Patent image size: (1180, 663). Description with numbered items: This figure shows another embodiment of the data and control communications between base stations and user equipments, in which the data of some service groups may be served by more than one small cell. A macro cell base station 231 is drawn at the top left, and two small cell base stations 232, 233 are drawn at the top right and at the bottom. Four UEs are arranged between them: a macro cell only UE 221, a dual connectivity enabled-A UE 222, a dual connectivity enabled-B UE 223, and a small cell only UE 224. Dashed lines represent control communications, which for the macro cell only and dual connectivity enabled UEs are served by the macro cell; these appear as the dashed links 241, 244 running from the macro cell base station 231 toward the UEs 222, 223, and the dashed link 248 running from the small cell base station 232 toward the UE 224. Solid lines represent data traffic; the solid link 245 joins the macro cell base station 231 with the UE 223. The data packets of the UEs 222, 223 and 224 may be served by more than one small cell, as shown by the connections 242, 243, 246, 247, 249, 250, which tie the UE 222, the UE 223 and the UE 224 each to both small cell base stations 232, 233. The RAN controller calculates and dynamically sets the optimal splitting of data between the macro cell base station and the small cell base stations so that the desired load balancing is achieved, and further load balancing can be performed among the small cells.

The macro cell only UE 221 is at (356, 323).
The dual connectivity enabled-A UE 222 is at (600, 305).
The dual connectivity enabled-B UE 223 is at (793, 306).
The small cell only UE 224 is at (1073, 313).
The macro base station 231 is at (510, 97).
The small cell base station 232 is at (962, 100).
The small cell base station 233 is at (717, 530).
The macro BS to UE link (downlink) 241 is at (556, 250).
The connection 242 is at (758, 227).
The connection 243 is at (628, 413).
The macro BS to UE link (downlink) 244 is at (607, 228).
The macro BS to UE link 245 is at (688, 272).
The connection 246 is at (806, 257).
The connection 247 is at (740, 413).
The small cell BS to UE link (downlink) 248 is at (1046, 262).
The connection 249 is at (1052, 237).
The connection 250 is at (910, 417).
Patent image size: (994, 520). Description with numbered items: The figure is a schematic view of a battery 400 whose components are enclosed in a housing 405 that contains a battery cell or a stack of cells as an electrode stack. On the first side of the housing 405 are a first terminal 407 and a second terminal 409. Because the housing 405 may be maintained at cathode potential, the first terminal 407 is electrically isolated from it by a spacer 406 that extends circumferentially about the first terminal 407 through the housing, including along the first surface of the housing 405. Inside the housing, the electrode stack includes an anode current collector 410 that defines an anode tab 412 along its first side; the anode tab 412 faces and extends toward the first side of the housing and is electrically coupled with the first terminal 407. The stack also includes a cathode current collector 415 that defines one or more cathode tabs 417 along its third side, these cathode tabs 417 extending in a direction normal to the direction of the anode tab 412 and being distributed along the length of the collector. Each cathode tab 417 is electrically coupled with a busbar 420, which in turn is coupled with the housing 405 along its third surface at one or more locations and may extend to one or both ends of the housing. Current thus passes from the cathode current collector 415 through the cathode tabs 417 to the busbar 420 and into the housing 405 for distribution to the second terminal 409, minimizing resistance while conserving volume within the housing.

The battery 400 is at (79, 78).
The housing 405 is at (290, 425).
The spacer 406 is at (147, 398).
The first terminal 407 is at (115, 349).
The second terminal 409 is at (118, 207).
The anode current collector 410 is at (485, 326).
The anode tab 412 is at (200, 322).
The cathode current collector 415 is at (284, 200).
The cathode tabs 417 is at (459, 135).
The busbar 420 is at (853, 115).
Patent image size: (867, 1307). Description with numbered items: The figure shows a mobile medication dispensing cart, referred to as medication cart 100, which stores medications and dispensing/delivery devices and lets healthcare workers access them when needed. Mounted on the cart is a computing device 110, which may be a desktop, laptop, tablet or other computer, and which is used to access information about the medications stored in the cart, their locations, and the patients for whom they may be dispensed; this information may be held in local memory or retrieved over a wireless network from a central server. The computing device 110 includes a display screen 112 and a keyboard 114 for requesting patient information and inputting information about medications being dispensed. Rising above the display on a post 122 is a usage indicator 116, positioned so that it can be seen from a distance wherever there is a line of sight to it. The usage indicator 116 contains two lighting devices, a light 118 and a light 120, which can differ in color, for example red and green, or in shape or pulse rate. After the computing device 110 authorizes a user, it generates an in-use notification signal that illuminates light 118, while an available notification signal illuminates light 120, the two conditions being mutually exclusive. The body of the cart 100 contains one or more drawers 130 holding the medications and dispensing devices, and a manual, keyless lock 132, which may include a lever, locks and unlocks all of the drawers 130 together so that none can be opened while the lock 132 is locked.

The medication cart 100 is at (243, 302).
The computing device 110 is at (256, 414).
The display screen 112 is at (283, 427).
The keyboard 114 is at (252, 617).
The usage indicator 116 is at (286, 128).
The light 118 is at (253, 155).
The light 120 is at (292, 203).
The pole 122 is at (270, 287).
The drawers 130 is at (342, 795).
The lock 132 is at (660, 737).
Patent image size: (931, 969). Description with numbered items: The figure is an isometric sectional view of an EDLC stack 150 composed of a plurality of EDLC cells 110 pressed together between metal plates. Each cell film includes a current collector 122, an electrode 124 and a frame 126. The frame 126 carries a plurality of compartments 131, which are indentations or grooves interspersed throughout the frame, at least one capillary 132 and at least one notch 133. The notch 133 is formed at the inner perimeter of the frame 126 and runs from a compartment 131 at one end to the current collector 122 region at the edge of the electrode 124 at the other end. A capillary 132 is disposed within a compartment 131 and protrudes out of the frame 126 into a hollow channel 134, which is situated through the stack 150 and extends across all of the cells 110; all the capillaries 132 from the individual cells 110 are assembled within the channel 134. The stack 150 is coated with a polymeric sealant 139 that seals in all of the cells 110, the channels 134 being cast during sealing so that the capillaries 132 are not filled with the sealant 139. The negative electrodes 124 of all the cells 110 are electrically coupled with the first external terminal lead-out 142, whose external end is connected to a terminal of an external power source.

How to complete this task: Copy the material above exactly. Include every line.

Answer box:
Patent image size: (1180, 663). Description with numbered items: This figure shows another embodiment of the data and control communications between base stations and user equipments, in which the data of some service groups may be served by more than one small cell. A macro cell base station 231 is drawn at the top left, and two small cell base stations 232, 233 are drawn at the top right and at the bottom. Four UEs are arranged between them: a macro cell only UE 221, a dual connectivity enabled-A UE 222, a dual connectivity enabled-B UE 223, and a small cell only UE 224. Dashed lines represent control communications, which for the macro cell only and dual connectivity enabled UEs are served by the macro cell; these appear as the dashed links 241, 244 running from the macro cell base station 231 toward the UEs 222, 223, and the dashed link 248 running from the small cell base station 232 toward the UE 224. Solid lines represent data traffic; the solid link 245 joins the macro cell base station 231 with the UE 223. The data packets of the UEs 222, 223 and 224 may be served by more than one small cell, as shown by the connections 242, 243, 246, 247, 249, 250, which tie the UE 222, the UE 223 and the UE 224 each to both small cell base stations 232, 233. The RAN controller calculates and dynamically sets the optimal splitting of data between the macro cell base station and the small cell base stations so that the desired load balancing is achieved, and further load balancing can be performed among the small cells.

The macro cell only UE 221 is at (356, 323).
The dual connectivity enabled-A UE 222 is at (600, 305).
The dual connectivity enabled-B UE 223 is at (793, 306).
The small cell only UE 224 is at (1073, 313).
The macro base station 231 is at (510, 97).
The small cell base station 232 is at (962, 100).
The small cell base station 233 is at (717, 530).
The macro BS to UE link (downlink) 241 is at (556, 250).
The connection 242 is at (758, 227).
The connection 243 is at (628, 413).
The macro BS to UE link (downlink) 244 is at (607, 228).
The macro BS to UE link 245 is at (688, 272).
The connection 246 is at (806, 257).
The connection 247 is at (740, 413).
The small cell BS to UE link (downlink) 248 is at (1046, 262).
The connection 249 is at (1052, 237).
The connection 250 is at (910, 417).
Patent image size: (994, 520). Description with numbered items: The figure is a schematic view of a battery 400 whose components are enclosed in a housing 405 that contains a battery cell or a stack of cells as an electrode stack. On the first side of the housing 405 are a first terminal 407 and a second terminal 409. Because the housing 405 may be maintained at cathode potential, the first terminal 407 is electrically isolated from it by a spacer 406 that extends circumferentially about the first terminal 407 through the housing, including along the first surface of the housing 405. Inside the housing, the electrode stack includes an anode current collector 410 that defines an anode tab 412 along its first side; the anode tab 412 faces and extends toward the first side of the housing and is electrically coupled with the first terminal 407. The stack also includes a cathode current collector 415 that defines one or more cathode tabs 417 along its third side, these cathode tabs 417 extending in a direction normal to the direction of the anode tab 412 and being distributed along the length of the collector. Each cathode tab 417 is electrically coupled with a busbar 420, which in turn is coupled with the housing 405 along its third surface at one or more locations and may extend to one or both ends of the housing. Current thus passes from the cathode current collector 415 through the cathode tabs 417 to the busbar 420 and into the housing 405 for distribution to the second terminal 409, minimizing resistance while conserving volume within the housing.

The battery 400 is at (79, 78).
The housing 405 is at (290, 425).
The spacer 406 is at (147, 398).
The first terminal 407 is at (115, 349).
The second terminal 409 is at (118, 207).
The anode current collector 410 is at (485, 326).
The anode tab 412 is at (200, 322).
The cathode current collector 415 is at (284, 200).
The cathode tabs 417 is at (459, 135).
The busbar 420 is at (853, 115).
Patent image size: (867, 1307). Description with numbered items: The figure shows a mobile medication dispensing cart, referred to as medication cart 100, which stores medications and dispensing/delivery devices and lets healthcare workers access them when needed. Mounted on the cart is a computing device 110, which may be a desktop, laptop, tablet or other computer, and which is used to access information about the medications stored in the cart, their locations, and the patients for whom they may be dispensed; this information may be held in local memory or retrieved over a wireless network from a central server. The computing device 110 includes a display screen 112 and a keyboard 114 for requesting patient information and inputting information about medications being dispensed. Rising above the display on a post 122 is a usage indicator 116, positioned so that it can be seen from a distance wherever there is a line of sight to it. The usage indicator 116 contains two lighting devices, a light 118 and a light 120, which can differ in color, for example red and green, or in shape or pulse rate. After the computing device 110 authorizes a user, it generates an in-use notification signal that illuminates light 118, while an available notification signal illuminates light 120, the two conditions being mutually exclusive. The body of the cart 100 contains one or more drawers 130 holding the medications and dispensing devices, and a manual, keyless lock 132, which may include a lever, locks and unlocks all of the drawers 130 together so that none can be opened while the lock 132 is locked.

The medication cart 100 is at (243, 302).
The computing device 110 is at (256, 414).
The display screen 112 is at (283, 427).
The keyboard 114 is at (252, 617).
The usage indicator 116 is at (286, 128).
The light 118 is at (253, 155).
The light 120 is at (292, 203).
The pole 122 is at (270, 287).
The drawers 130 is at (342, 795).
The lock 132 is at (660, 737).
Patent image size: (931, 969). Description with numbered items: The figure is an isometric sectional view of an EDLC stack 150 composed of a plurality of EDLC cells 110 pressed together between metal plates. Each cell film includes a current collector 122, an electrode 124 and a frame 126. The frame 126 carries a plurality of compartments 131, which are indentations or grooves interspersed throughout the frame, at least one capillary 132 and at least one notch 133. The notch 133 is formed at the inner perimeter of the frame 126 and runs from a compartment 131 at one end to the current collector 122 region at the edge of the electrode 124 at the other end. A capillary 132 is disposed within a compartment 131 and protrudes out of the frame 126 into a hollow channel 134, which is situated through the stack 150 and extends across all of the cells 110; all the capillaries 132 from the individual cells 110 are assembled within the channel 134. The stack 150 is coated with a polymeric sealant 139 that seals in all of the cells 110, the channels 134 being cast during sealing so that the capillaries 132 are not filled with the sealant 139. The negative electrodes 124 of all the cells 110 are electrically coupled with the first external terminal lead-out 142, whose external end is connected to a terminal of an external power source.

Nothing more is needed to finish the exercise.